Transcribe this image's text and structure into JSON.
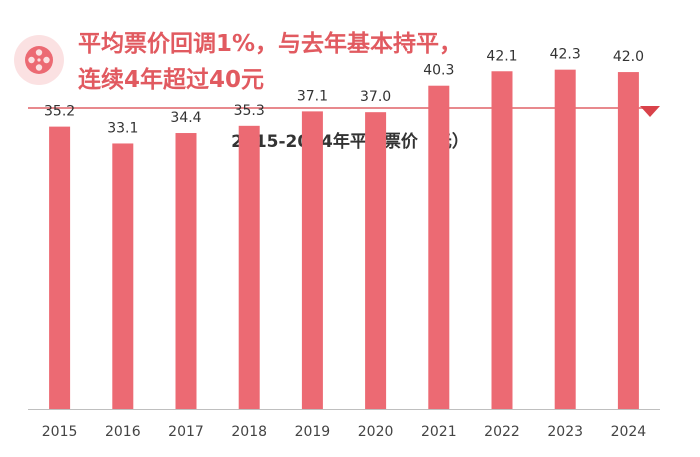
{
  "header": {
    "headline_line1": "平均票价回调1%，与去年基本持平，",
    "headline_line2": "连续4年超过40元",
    "icon": "film-reel-icon",
    "accent_color": "#e15a60"
  },
  "chart_data": {
    "type": "bar",
    "title": "2015-2024年平均票价（元）",
    "xlabel": "",
    "ylabel": "",
    "categories": [
      "2015",
      "2016",
      "2017",
      "2018",
      "2019",
      "2020",
      "2021",
      "2022",
      "2023",
      "2024"
    ],
    "values": [
      35.2,
      33.1,
      34.4,
      35.3,
      37.1,
      37.0,
      40.3,
      42.1,
      42.3,
      42.0
    ],
    "labels": [
      "35.2",
      "33.1",
      "34.4",
      "35.3",
      "37.1",
      "37.0",
      "40.3",
      "42.1",
      "42.3",
      "42.0"
    ],
    "ylim": [
      0,
      45
    ],
    "bar_color": "#ec6a73",
    "grid": false,
    "legend": "none"
  }
}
== == ==
Aim
Each line above is to be copied verbatim. Drop any image from the copy.

Output of the task
Transcribe this image's text and structure into JSON.
{
  "header": {
    "headline_line1": "平均票价回调1%，与去年基本持平，",
    "headline_line2": "连续4年超过40元",
    "icon": "film-reel-icon",
    "accent_color": "#e15a60"
  },
  "chart_data": {
    "type": "bar",
    "title": "2015-2024年平均票价（元）",
    "xlabel": "",
    "ylabel": "",
    "categories": [
      "2015",
      "2016",
      "2017",
      "2018",
      "2019",
      "2020",
      "2021",
      "2022",
      "2023",
      "2024"
    ],
    "values": [
      35.2,
      33.1,
      34.4,
      35.3,
      37.1,
      37.0,
      40.3,
      42.1,
      42.3,
      42.0
    ],
    "labels": [
      "35.2",
      "33.1",
      "34.4",
      "35.3",
      "37.1",
      "37.0",
      "40.3",
      "42.1",
      "42.3",
      "42.0"
    ],
    "ylim": [
      0,
      45
    ],
    "bar_color": "#ec6a73",
    "grid": false,
    "legend": "none"
  }
}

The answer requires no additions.